------ Records supplied
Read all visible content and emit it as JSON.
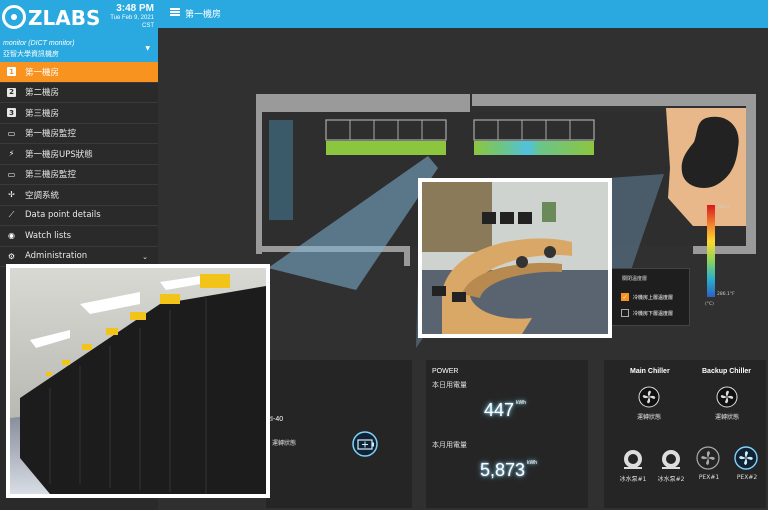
{
  "brand": {
    "logo_text": "ZLABS"
  },
  "clock": {
    "time": "3:48 PM",
    "date": "Tue Feb 9, 2021",
    "zone": "CST"
  },
  "profile": {
    "role": "monitor (DICT monitor)",
    "org": "亞智大學資訊機房"
  },
  "topbar": {
    "title": "第一機房"
  },
  "menu": [
    {
      "label": "第一機房",
      "icon": "number-1-icon",
      "glyph": "1",
      "active": true
    },
    {
      "label": "第二機房",
      "icon": "number-2-icon",
      "glyph": "2",
      "active": false
    },
    {
      "label": "第三機房",
      "icon": "number-3-icon",
      "glyph": "3",
      "active": false
    },
    {
      "label": "第一機房監控",
      "icon": "monitor-icon",
      "glyph": "▭",
      "active": false
    },
    {
      "label": "第一機房UPS狀態",
      "icon": "bolt-icon",
      "glyph": "⚡",
      "active": false
    },
    {
      "label": "第三機房監控",
      "icon": "monitor-icon",
      "glyph": "▭",
      "active": false
    },
    {
      "label": "空調系統",
      "icon": "fan-icon",
      "glyph": "✢",
      "active": false
    },
    {
      "label": "Data point details",
      "icon": "line-chart-icon",
      "glyph": "⟋",
      "active": false
    },
    {
      "label": "Watch lists",
      "icon": "eye-icon",
      "glyph": "◉",
      "active": false
    },
    {
      "label": "Administration",
      "icon": "gear-icon",
      "glyph": "⚙",
      "active": false,
      "expandable": true
    }
  ],
  "legend": {
    "heading": "關閉溫度層",
    "options": [
      {
        "label": "冷機房上層溫度層",
        "checked": true
      },
      {
        "label": "冷機房下層溫度層",
        "checked": false
      }
    ]
  },
  "temp_scale": {
    "max": "288.2",
    "min": "286.1°F",
    "unit": "(°C)"
  },
  "ups_panel": {
    "title": "RI-40",
    "status_label": "運轉狀態"
  },
  "power_panel": {
    "title": "POWER",
    "daily_label": "本日用電量",
    "daily_value": "447",
    "monthly_label": "本月用電量",
    "monthly_value": "5,873",
    "unit": "kWh"
  },
  "chiller_panel": {
    "main_title": "Main Chiller",
    "backup_title": "Backup Chiller",
    "main_status": "運轉狀態",
    "backup_status": "運轉狀態",
    "pumps": [
      {
        "label": "冰水泵#1",
        "icon": "pump-icon"
      },
      {
        "label": "冰水泵#2",
        "icon": "pump-icon"
      },
      {
        "label": "PEX#1",
        "icon": "fan-icon"
      },
      {
        "label": "PEX#2",
        "icon": "fan-icon"
      }
    ]
  },
  "colors": {
    "accent_blue": "#29a9df",
    "active_orange": "#f7931e",
    "rack_green": "#8cc63f",
    "room_beige": "#e8b88a"
  }
}
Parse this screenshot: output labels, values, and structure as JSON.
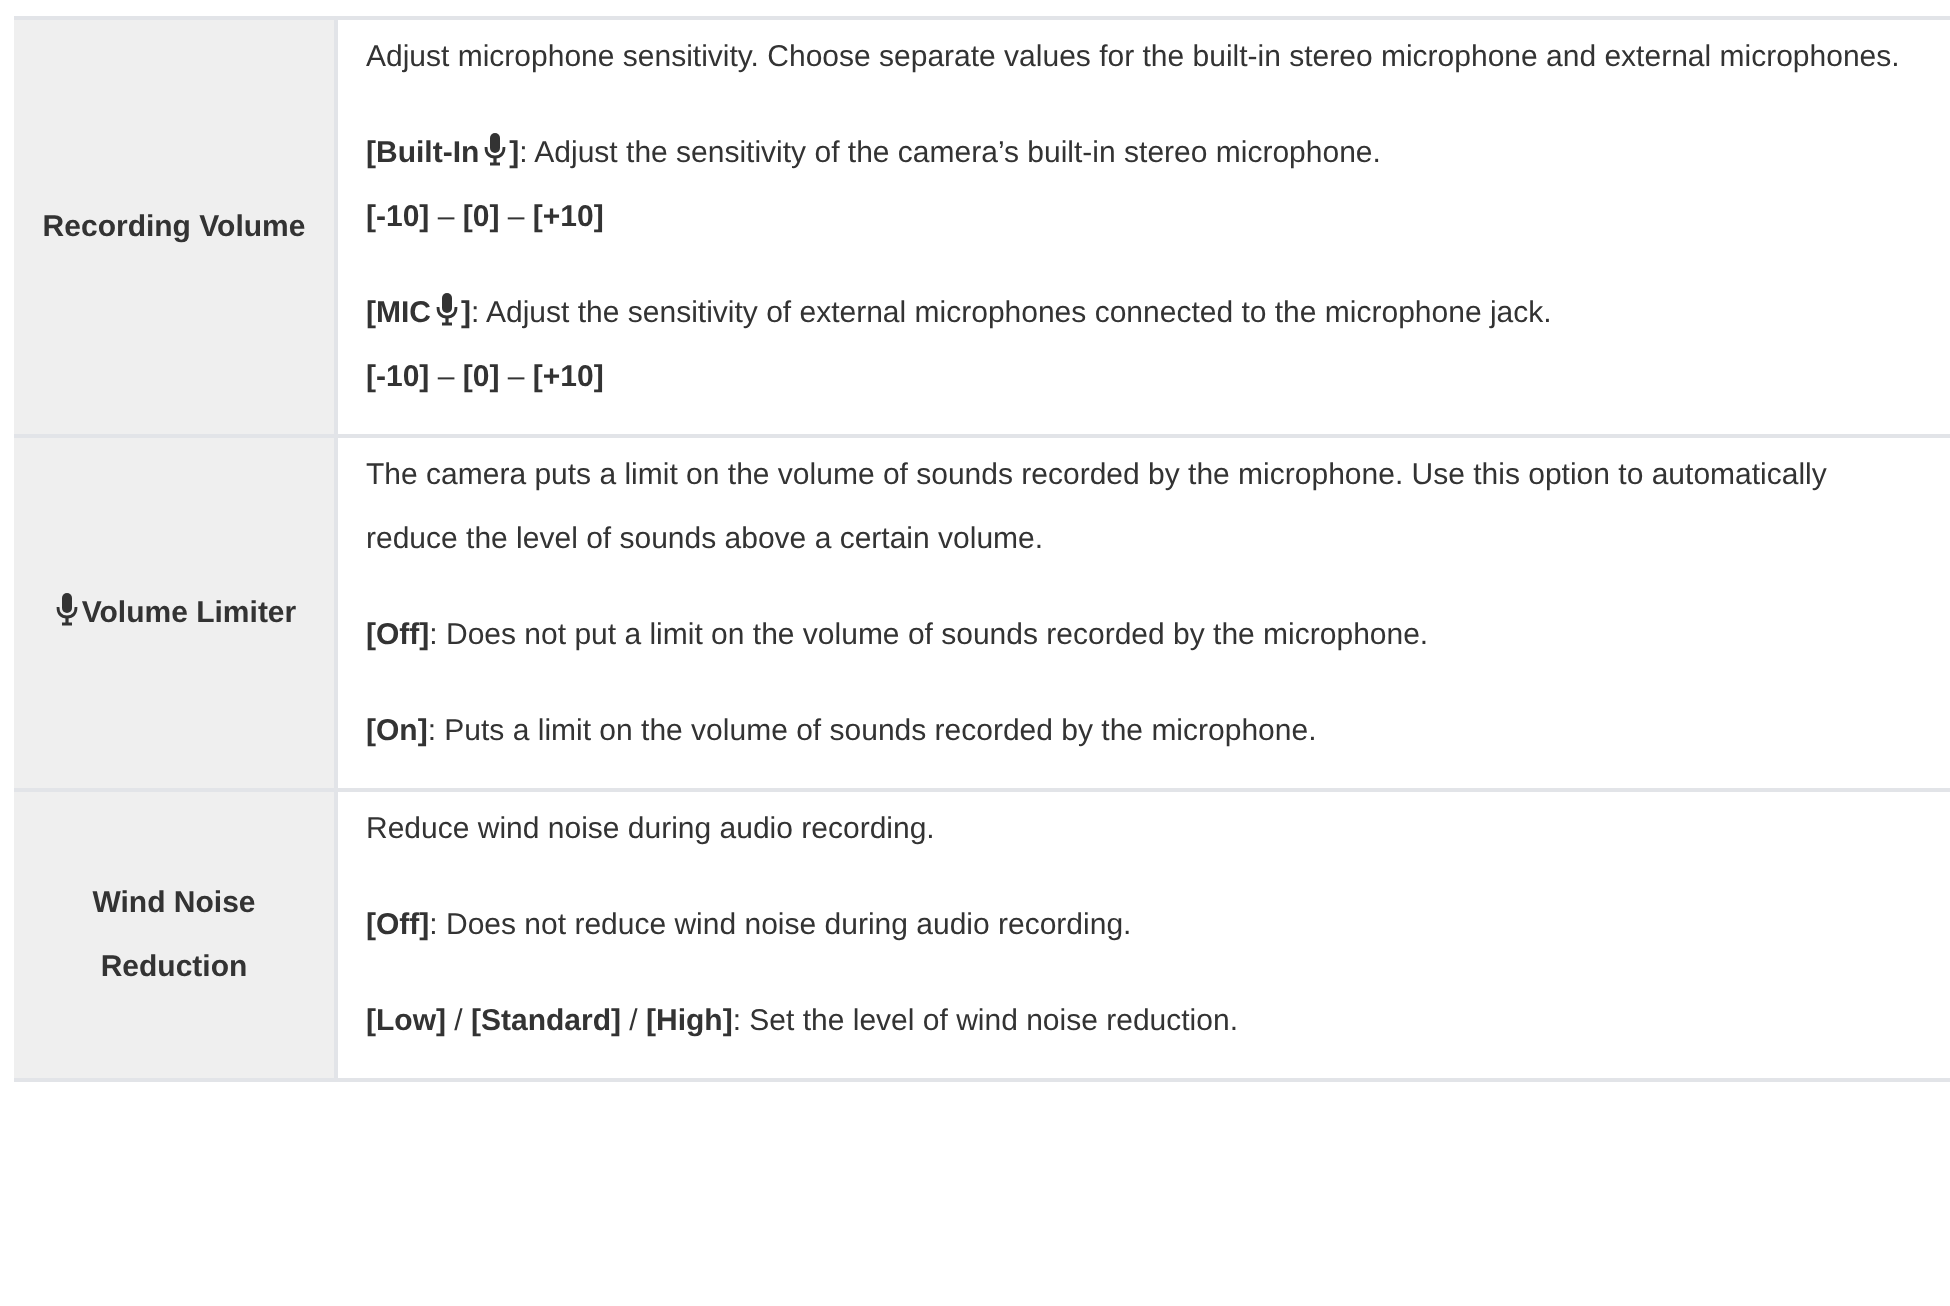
{
  "rows": [
    {
      "label": [
        {
          "kind": "text",
          "text": "Recording Volume"
        }
      ],
      "paragraphs": [
        {
          "kind": "para",
          "parts": [
            {
              "kind": "text",
              "text": "Adjust microphone sensitivity. Choose separate values for the built-in stereo microphone and external microphones."
            }
          ]
        },
        {
          "kind": "para",
          "parts": [
            {
              "kind": "text",
              "text": "**[Built-In**"
            },
            {
              "kind": "icon"
            },
            {
              "kind": "text",
              "text": "**]**: Adjust the sensitivity of the camera’s built-in stereo microphone."
            }
          ]
        },
        {
          "kind": "line",
          "parts": [
            {
              "kind": "text",
              "text": "**[-10]** – **[0]** – **[+10]**"
            }
          ]
        },
        {
          "kind": "para",
          "parts": [
            {
              "kind": "text",
              "text": "**[MIC**"
            },
            {
              "kind": "icon"
            },
            {
              "kind": "text",
              "text": "**]**: Adjust the sensitivity of external microphones connected to the microphone jack."
            }
          ]
        },
        {
          "kind": "line",
          "parts": [
            {
              "kind": "text",
              "text": "**[-10]** – **[0]** – **[+10]**"
            }
          ]
        }
      ]
    },
    {
      "label": [
        {
          "kind": "icon"
        },
        {
          "kind": "text",
          "text": "Volume Limiter"
        }
      ],
      "paragraphs": [
        {
          "kind": "para",
          "parts": [
            {
              "kind": "text",
              "text": "The camera puts a limit on the volume of sounds recorded by the microphone. Use this option to automatically reduce the level of sounds above a certain volume."
            }
          ]
        },
        {
          "kind": "para",
          "parts": [
            {
              "kind": "text",
              "text": "**[Off]**: Does not put a limit on the volume of sounds recorded by the microphone."
            }
          ]
        },
        {
          "kind": "para",
          "parts": [
            {
              "kind": "text",
              "text": "**[On]**: Puts a limit on the volume of sounds recorded by the microphone."
            }
          ]
        }
      ]
    },
    {
      "label": [
        {
          "kind": "text",
          "text": "Wind Noise Reduction"
        }
      ],
      "paragraphs": [
        {
          "kind": "para",
          "parts": [
            {
              "kind": "text",
              "text": "Reduce wind noise during audio recording."
            }
          ]
        },
        {
          "kind": "para",
          "parts": [
            {
              "kind": "text",
              "text": "**[Off]**: Does not reduce wind noise during audio recording."
            }
          ]
        },
        {
          "kind": "para",
          "parts": [
            {
              "kind": "text",
              "text": "**[Low]** / **[Standard]** / **[High]**: Set the level of wind noise reduction."
            }
          ]
        }
      ]
    }
  ]
}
------------
Given request: Without the pictures, restate all the entries above exactly.

Written response:
Read all visible content and emit it as JSON.
{
  "brand": {
    "logo_text": "ZLABS"
  },
  "clock": {
    "time": "3:48 PM",
    "date": "Tue Feb 9, 2021",
    "zone": "CST"
  },
  "profile": {
    "role": "monitor (DICT monitor)",
    "org": "亞智大學資訊機房"
  },
  "topbar": {
    "title": "第一機房"
  },
  "menu": [
    {
      "label": "第一機房",
      "icon": "number-1-icon",
      "glyph": "1",
      "active": true
    },
    {
      "label": "第二機房",
      "icon": "number-2-icon",
      "glyph": "2",
      "active": false
    },
    {
      "label": "第三機房",
      "icon": "number-3-icon",
      "glyph": "3",
      "active": false
    },
    {
      "label": "第一機房監控",
      "icon": "monitor-icon",
      "glyph": "▭",
      "active": false
    },
    {
      "label": "第一機房UPS狀態",
      "icon": "bolt-icon",
      "glyph": "⚡",
      "active": false
    },
    {
      "label": "第三機房監控",
      "icon": "monitor-icon",
      "glyph": "▭",
      "active": false
    },
    {
      "label": "空調系統",
      "icon": "fan-icon",
      "glyph": "✢",
      "active": false
    },
    {
      "label": "Data point details",
      "icon": "line-chart-icon",
      "glyph": "⟋",
      "active": false
    },
    {
      "label": "Watch lists",
      "icon": "eye-icon",
      "glyph": "◉",
      "active": false
    },
    {
      "label": "Administration",
      "icon": "gear-icon",
      "glyph": "⚙",
      "active": false,
      "expandable": true
    }
  ],
  "legend": {
    "heading": "關閉溫度層",
    "options": [
      {
        "label": "冷機房上層溫度層",
        "checked": true
      },
      {
        "label": "冷機房下層溫度層",
        "checked": false
      }
    ]
  },
  "temp_scale": {
    "max": "288.2",
    "min": "286.1°F",
    "unit": "(°C)"
  },
  "ups_panel": {
    "title": "RI-40",
    "status_label": "運轉狀態"
  },
  "power_panel": {
    "title": "POWER",
    "daily_label": "本日用電量",
    "daily_value": "447",
    "monthly_label": "本月用電量",
    "monthly_value": "5,873",
    "unit": "kWh"
  },
  "chiller_panel": {
    "main_title": "Main Chiller",
    "backup_title": "Backup Chiller",
    "main_status": "運轉狀態",
    "backup_status": "運轉狀態",
    "pumps": [
      {
        "label": "冰水泵#1",
        "icon": "pump-icon"
      },
      {
        "label": "冰水泵#2",
        "icon": "pump-icon"
      },
      {
        "label": "PEX#1",
        "icon": "fan-icon"
      },
      {
        "label": "PEX#2",
        "icon": "fan-icon"
      }
    ]
  },
  "colors": {
    "accent_blue": "#29a9df",
    "active_orange": "#f7931e",
    "rack_green": "#8cc63f",
    "room_beige": "#e8b88a"
  }
}
Parse this screenshot: output labels, values, and structure as JSON.
{
  "rows": [
    {
      "label": [
        {
          "kind": "text",
          "text": "Recording Volume"
        }
      ],
      "paragraphs": [
        {
          "kind": "para",
          "parts": [
            {
              "kind": "text",
              "text": "Adjust microphone sensitivity. Choose separate values for the built-in stereo microphone and external microphones."
            }
          ]
        },
        {
          "kind": "para",
          "parts": [
            {
              "kind": "text",
              "text": "**[Built-In**"
            },
            {
              "kind": "icon"
            },
            {
              "kind": "text",
              "text": "**]**: Adjust the sensitivity of the camera’s built-in stereo microphone."
            }
          ]
        },
        {
          "kind": "line",
          "parts": [
            {
              "kind": "text",
              "text": "**[-10]** – **[0]** – **[+10]**"
            }
          ]
        },
        {
          "kind": "para",
          "parts": [
            {
              "kind": "text",
              "text": "**[MIC**"
            },
            {
              "kind": "icon"
            },
            {
              "kind": "text",
              "text": "**]**: Adjust the sensitivity of external microphones connected to the microphone jack."
            }
          ]
        },
        {
          "kind": "line",
          "parts": [
            {
              "kind": "text",
              "text": "**[-10]** – **[0]** – **[+10]**"
            }
          ]
        }
      ]
    },
    {
      "label": [
        {
          "kind": "icon"
        },
        {
          "kind": "text",
          "text": "Volume Limiter"
        }
      ],
      "paragraphs": [
        {
          "kind": "para",
          "parts": [
            {
              "kind": "text",
              "text": "The camera puts a limit on the volume of sounds recorded by the microphone. Use this option to automatically reduce the level of sounds above a certain volume."
            }
          ]
        },
        {
          "kind": "para",
          "parts": [
            {
              "kind": "text",
              "text": "**[Off]**: Does not put a limit on the volume of sounds recorded by the microphone."
            }
          ]
        },
        {
          "kind": "para",
          "parts": [
            {
              "kind": "text",
              "text": "**[On]**: Puts a limit on the volume of sounds recorded by the microphone."
            }
          ]
        }
      ]
    },
    {
      "label": [
        {
          "kind": "text",
          "text": "Wind Noise Reduction"
        }
      ],
      "paragraphs": [
        {
          "kind": "para",
          "parts": [
            {
              "kind": "text",
              "text": "Reduce wind noise during audio recording."
            }
          ]
        },
        {
          "kind": "para",
          "parts": [
            {
              "kind": "text",
              "text": "**[Off]**: Does not reduce wind noise during audio recording."
            }
          ]
        },
        {
          "kind": "para",
          "parts": [
            {
              "kind": "text",
              "text": "**[Low]** / **[Standard]** / **[High]**: Set the level of wind noise reduction."
            }
          ]
        }
      ]
    }
  ]
}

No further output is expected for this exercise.